== Work to complete ==
Show all lines from the data that include the word "计小耕说".

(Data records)
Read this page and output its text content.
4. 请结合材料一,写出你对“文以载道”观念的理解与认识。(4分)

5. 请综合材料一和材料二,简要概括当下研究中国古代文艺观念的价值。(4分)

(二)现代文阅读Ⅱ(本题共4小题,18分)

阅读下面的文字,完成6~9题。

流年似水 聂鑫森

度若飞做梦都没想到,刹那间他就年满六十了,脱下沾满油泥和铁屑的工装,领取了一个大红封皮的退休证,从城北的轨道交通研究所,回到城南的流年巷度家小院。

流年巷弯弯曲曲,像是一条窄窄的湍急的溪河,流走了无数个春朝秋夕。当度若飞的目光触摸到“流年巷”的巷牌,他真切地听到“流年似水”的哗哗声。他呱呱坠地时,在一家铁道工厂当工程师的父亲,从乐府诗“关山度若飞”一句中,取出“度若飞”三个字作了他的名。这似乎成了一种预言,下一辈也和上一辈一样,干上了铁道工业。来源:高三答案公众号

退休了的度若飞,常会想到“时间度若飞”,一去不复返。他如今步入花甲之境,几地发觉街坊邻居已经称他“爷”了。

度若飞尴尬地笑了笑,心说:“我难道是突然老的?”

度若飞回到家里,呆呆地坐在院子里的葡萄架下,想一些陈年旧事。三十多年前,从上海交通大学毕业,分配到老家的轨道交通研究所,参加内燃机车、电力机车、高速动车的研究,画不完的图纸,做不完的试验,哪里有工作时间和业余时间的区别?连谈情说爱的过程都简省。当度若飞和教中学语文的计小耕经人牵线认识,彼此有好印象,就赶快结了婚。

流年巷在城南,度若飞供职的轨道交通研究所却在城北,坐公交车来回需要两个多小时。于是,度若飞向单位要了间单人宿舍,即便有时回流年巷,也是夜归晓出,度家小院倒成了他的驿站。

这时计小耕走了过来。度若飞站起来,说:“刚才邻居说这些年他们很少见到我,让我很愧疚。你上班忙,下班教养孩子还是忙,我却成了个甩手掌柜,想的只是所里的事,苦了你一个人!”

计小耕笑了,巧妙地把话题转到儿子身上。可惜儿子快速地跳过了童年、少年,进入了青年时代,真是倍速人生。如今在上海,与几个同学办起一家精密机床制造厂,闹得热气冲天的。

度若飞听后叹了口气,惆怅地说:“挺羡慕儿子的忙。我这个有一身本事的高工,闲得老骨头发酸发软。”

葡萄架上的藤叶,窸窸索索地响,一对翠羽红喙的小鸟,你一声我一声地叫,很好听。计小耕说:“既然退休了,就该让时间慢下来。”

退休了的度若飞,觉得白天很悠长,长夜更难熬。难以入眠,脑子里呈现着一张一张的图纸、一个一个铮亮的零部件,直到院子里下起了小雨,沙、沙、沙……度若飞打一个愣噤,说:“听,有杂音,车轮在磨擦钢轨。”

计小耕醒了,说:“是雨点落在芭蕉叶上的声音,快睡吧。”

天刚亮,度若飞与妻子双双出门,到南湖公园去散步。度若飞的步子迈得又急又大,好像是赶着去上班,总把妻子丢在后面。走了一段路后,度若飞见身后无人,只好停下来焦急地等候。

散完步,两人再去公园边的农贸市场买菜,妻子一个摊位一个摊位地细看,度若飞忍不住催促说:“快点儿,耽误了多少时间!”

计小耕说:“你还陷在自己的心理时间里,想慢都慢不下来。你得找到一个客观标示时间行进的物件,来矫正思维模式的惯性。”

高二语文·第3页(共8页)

== Exercise response ==
葡萄架上的藤叶,窸窸索索地响,一对翠羽红喙的小鸟,你一声我一声地叫,很好听。计小耕说:“既然退休了,就该让时间慢下来。”
计小耕说:“你还陷在自己的心理时间里,想慢都慢不下来。你得找到一个客观标示时间行进的物件,来矫正思维模式的惯性。”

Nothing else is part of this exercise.